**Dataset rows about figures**

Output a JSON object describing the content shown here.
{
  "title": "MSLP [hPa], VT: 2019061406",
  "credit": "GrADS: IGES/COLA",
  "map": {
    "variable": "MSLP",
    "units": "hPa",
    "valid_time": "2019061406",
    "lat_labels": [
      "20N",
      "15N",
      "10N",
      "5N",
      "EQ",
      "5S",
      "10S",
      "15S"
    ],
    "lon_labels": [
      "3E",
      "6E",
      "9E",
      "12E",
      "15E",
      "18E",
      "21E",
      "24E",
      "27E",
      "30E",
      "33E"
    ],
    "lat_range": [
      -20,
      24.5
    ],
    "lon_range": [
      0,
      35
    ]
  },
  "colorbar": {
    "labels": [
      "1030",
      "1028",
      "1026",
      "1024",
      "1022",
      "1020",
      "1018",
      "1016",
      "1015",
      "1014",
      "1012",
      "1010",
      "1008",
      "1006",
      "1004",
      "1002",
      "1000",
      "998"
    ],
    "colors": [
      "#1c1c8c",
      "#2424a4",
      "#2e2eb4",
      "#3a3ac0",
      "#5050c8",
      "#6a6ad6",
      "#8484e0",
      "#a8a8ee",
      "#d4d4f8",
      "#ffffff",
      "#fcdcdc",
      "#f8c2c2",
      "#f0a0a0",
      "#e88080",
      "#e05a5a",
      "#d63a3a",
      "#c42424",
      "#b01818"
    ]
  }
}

**Problem**
Please output the entries above, every line exactly as it reads.

**Response below**
Output a JSON object describing the content shown here.
{
  "title": "MSLP [hPa], VT: 2019061406",
  "credit": "GrADS: IGES/COLA",
  "map": {
    "variable": "MSLP",
    "units": "hPa",
    "valid_time": "2019061406",
    "lat_labels": [
      "20N",
      "15N",
      "10N",
      "5N",
      "EQ",
      "5S",
      "10S",
      "15S"
    ],
    "lon_labels": [
      "3E",
      "6E",
      "9E",
      "12E",
      "15E",
      "18E",
      "21E",
      "24E",
      "27E",
      "30E",
      "33E"
    ],
    "lat_range": [
      -20,
      24.5
    ],
    "lon_range": [
      0,
      35
    ]
  },
  "colorbar": {
    "labels": [
      "1030",
      "1028",
      "1026",
      "1024",
      "1022",
      "1020",
      "1018",
      "1016",
      "1015",
      "1014",
      "1012",
      "1010",
      "1008",
      "1006",
      "1004",
      "1002",
      "1000",
      "998"
    ],
    "colors": [
      "#1c1c8c",
      "#2424a4",
      "#2e2eb4",
      "#3a3ac0",
      "#5050c8",
      "#6a6ad6",
      "#8484e0",
      "#a8a8ee",
      "#d4d4f8",
      "#ffffff",
      "#fcdcdc",
      "#f8c2c2",
      "#f0a0a0",
      "#e88080",
      "#e05a5a",
      "#d63a3a",
      "#c42424",
      "#b01818"
    ]
  }
}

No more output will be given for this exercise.